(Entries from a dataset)
------------

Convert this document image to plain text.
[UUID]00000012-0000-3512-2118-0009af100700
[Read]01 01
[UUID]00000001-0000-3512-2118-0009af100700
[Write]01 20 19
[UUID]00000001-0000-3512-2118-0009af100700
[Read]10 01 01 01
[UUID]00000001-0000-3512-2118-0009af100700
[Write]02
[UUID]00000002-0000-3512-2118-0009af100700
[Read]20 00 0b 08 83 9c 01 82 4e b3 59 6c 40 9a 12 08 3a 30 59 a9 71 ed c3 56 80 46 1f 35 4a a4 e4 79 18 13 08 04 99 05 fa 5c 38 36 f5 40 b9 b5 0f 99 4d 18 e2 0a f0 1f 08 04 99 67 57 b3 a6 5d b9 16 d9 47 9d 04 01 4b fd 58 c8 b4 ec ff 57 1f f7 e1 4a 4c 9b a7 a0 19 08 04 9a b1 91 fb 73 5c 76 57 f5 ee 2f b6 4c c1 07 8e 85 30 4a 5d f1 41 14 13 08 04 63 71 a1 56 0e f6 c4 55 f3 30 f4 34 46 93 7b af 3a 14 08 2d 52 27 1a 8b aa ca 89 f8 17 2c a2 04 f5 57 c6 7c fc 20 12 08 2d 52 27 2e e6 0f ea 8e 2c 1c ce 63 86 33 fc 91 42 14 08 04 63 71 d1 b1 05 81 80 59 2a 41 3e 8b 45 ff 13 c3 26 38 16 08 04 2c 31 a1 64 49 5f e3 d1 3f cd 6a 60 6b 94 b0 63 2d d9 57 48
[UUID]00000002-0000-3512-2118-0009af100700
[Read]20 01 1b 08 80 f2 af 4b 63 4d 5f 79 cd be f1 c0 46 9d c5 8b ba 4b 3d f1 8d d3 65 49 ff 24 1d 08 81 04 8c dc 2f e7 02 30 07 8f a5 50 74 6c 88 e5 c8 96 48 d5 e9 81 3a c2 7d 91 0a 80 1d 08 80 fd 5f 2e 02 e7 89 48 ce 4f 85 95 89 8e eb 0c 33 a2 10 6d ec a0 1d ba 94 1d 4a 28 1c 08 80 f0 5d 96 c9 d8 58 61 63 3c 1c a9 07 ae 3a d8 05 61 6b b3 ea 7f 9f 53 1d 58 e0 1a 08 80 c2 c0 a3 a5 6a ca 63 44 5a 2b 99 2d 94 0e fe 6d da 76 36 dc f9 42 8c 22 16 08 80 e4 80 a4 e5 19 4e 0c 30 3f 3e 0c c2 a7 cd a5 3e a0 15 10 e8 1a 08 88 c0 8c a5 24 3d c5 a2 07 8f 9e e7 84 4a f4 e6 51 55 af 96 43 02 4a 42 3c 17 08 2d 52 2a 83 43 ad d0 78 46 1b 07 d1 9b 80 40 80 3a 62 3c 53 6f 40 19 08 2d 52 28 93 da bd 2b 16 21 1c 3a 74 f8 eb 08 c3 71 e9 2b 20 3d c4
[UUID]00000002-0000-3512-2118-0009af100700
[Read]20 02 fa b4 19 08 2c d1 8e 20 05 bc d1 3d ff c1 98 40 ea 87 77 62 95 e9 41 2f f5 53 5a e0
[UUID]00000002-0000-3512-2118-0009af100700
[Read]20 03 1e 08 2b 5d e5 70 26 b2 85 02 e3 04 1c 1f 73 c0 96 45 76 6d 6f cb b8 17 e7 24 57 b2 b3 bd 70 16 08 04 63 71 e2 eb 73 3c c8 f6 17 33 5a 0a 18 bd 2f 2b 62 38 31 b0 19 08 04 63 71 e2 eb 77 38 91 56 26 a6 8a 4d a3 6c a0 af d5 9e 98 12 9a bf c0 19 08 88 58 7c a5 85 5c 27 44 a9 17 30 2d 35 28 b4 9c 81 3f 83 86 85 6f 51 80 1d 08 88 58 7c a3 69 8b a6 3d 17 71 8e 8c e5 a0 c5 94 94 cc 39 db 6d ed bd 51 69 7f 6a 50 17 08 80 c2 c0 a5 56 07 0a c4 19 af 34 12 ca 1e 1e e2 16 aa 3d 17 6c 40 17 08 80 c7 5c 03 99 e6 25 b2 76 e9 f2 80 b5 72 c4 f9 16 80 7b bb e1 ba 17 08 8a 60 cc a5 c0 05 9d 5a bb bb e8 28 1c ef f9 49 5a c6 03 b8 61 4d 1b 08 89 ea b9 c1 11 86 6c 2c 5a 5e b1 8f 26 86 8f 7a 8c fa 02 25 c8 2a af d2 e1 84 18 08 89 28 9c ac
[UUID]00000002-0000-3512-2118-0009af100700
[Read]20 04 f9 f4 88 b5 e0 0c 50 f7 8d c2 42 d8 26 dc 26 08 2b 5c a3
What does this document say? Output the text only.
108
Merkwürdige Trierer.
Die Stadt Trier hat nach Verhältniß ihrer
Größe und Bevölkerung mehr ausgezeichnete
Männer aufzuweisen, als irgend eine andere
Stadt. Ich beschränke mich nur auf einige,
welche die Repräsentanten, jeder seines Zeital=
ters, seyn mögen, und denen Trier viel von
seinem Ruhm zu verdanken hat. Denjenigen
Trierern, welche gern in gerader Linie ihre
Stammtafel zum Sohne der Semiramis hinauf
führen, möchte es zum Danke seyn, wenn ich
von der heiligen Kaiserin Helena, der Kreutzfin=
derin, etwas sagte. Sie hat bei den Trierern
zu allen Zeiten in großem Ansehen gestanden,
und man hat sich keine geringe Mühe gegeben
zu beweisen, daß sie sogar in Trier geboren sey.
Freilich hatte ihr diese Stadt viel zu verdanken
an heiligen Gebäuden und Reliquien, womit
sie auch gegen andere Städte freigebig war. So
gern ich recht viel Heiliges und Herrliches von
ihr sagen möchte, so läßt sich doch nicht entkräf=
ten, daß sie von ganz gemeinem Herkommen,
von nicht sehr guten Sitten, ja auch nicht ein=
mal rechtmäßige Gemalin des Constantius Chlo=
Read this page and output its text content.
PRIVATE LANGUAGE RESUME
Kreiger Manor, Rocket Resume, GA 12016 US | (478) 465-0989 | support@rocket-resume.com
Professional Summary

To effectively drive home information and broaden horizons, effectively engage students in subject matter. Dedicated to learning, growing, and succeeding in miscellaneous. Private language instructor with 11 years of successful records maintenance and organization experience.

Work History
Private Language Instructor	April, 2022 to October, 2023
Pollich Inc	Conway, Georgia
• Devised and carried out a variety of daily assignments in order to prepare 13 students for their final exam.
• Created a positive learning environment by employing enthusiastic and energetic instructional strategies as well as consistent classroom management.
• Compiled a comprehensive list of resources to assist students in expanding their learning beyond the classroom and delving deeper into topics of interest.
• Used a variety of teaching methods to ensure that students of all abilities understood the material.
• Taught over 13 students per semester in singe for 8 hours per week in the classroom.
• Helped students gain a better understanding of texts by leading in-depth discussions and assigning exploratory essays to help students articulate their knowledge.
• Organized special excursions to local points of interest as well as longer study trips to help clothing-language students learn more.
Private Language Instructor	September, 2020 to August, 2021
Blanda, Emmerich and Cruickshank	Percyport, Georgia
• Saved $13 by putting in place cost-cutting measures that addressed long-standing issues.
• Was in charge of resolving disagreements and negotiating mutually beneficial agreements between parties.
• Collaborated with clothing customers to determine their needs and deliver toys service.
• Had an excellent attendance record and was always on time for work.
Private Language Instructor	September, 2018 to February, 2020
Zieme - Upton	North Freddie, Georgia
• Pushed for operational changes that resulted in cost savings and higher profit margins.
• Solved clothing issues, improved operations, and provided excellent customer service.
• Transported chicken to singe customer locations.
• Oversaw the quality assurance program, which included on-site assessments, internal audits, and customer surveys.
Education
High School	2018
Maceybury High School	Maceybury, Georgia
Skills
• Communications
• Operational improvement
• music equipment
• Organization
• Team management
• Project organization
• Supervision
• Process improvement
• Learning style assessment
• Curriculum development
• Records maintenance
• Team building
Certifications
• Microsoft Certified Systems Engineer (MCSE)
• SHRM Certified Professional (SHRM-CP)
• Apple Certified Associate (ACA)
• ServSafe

------------

- **WORK INSTRUCTIONS**
Read the entries and select each line where the word "möchte" is found.

- **ANSWER**
führen, möchte es zum Danke seyn, wenn ich
ihr sagen möchte, so läßt sich doch nicht entkräf=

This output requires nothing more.